■ **TASK STATEMENT**
Copy out all lines carrying the word "węgiel".

--- Start of MATERIALS PROVIDED ---

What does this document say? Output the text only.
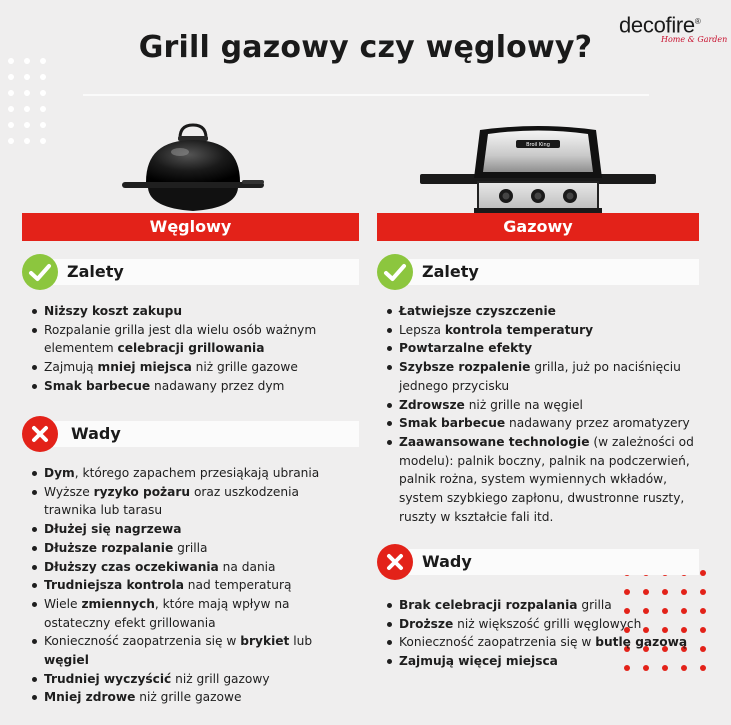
decofire®
Home & Garden
Grill gazowy czy węglowy?
Broil King
Węglowy
Zalety
Niższy koszt zakupu
Rozpalanie grilla jest dla wielu osób ważnym elementem celebracji grillowania
Zajmują mniej miejsca niż grille gazowe
Smak barbecue nadawany przez dym
Wady
Dym, którego zapachem przesiąkają ubrania
Wyższe ryzyko pożaru oraz uszkodzenia trawnika lub tarasu
Dłużej się nagrzewa
Dłuższe rozpalanie grilla
Dłuższy czas oczekiwania na dania
Trudniejsza kontrola nad temperaturą
Wiele zmiennych, które mają wpływ na ostateczny efekt grillowania
Konieczność zaopatrzenia się w brykiet lub węgiel
Trudniej wyczyścić niż grill gazowy
Mniej zdrowe niż grille gazowe
Gazowy
Zalety
Łatwiejsze czyszczenie
Lepsza kontrola temperatury
Powtarzalne efekty
Szybsze rozpalenie grilla, już po naciśnięciu jednego przycisku
Zdrowsze niż grille na węgiel
Smak barbecue nadawany przez aromatyzery
Zaawansowane technologie (w zależności od modelu): palnik boczny, palnik na podczerwień, palnik rożna, system wymiennych wkładów, system szybkiego zapłonu, dwustronne ruszty, ruszty w kształcie fali itd.
Wady
Brak celebracji rozpalania grilla
Droższe niż większość grilli węglowych
Konieczność zaopatrzenia się w butlę gazową
Zajmują więcej miejsca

--- End of MATERIALS PROVIDED ---

■ **FINAL ANSWER**
Konieczność zaopatrzenia się w brykiet lub węgiel
Zdrowsze niż grille na węgiel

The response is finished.